[Work order] It is required that all of the data be written out exactly.

---------- Dataset records

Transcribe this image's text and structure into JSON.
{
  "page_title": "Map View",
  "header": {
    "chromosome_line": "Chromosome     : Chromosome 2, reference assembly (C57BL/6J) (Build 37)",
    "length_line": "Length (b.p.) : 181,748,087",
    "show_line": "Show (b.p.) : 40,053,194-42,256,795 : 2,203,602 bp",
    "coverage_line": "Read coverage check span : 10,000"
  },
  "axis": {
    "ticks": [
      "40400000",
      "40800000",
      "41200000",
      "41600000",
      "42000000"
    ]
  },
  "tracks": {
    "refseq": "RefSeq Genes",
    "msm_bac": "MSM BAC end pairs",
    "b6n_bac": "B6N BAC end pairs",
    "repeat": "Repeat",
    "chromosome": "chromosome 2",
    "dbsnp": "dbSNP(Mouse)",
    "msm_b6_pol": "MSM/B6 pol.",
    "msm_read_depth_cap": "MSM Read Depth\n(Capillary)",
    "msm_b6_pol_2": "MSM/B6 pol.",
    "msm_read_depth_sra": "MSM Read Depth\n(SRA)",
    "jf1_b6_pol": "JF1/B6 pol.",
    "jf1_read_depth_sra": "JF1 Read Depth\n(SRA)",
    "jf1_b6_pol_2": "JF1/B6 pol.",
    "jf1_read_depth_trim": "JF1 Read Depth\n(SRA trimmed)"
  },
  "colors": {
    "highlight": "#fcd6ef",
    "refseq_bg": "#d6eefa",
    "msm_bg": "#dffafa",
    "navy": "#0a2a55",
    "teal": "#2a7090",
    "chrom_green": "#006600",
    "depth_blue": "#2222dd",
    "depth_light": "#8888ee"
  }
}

--------------------

[Exercise output]
Transcribe this image's text and structure into JSON.
{
  "page_title": "Map View",
  "header": {
    "chromosome_line": "Chromosome     : Chromosome 2, reference assembly (C57BL/6J) (Build 37)",
    "length_line": "Length (b.p.) : 181,748,087",
    "show_line": "Show (b.p.) : 40,053,194-42,256,795 : 2,203,602 bp",
    "coverage_line": "Read coverage check span : 10,000"
  },
  "axis": {
    "ticks": [
      "40400000",
      "40800000",
      "41200000",
      "41600000",
      "42000000"
    ]
  },
  "tracks": {
    "refseq": "RefSeq Genes",
    "msm_bac": "MSM BAC end pairs",
    "b6n_bac": "B6N BAC end pairs",
    "repeat": "Repeat",
    "chromosome": "chromosome 2",
    "dbsnp": "dbSNP(Mouse)",
    "msm_b6_pol": "MSM/B6 pol.",
    "msm_read_depth_cap": "MSM Read Depth\n(Capillary)",
    "msm_b6_pol_2": "MSM/B6 pol.",
    "msm_read_depth_sra": "MSM Read Depth\n(SRA)",
    "jf1_b6_pol": "JF1/B6 pol.",
    "jf1_read_depth_sra": "JF1 Read Depth\n(SRA)",
    "jf1_b6_pol_2": "JF1/B6 pol.",
    "jf1_read_depth_trim": "JF1 Read Depth\n(SRA trimmed)"
  },
  "colors": {
    "highlight": "#fcd6ef",
    "refseq_bg": "#d6eefa",
    "msm_bg": "#dffafa",
    "navy": "#0a2a55",
    "teal": "#2a7090",
    "chrom_green": "#006600",
    "depth_blue": "#2222dd",
    "depth_light": "#8888ee"
  }
}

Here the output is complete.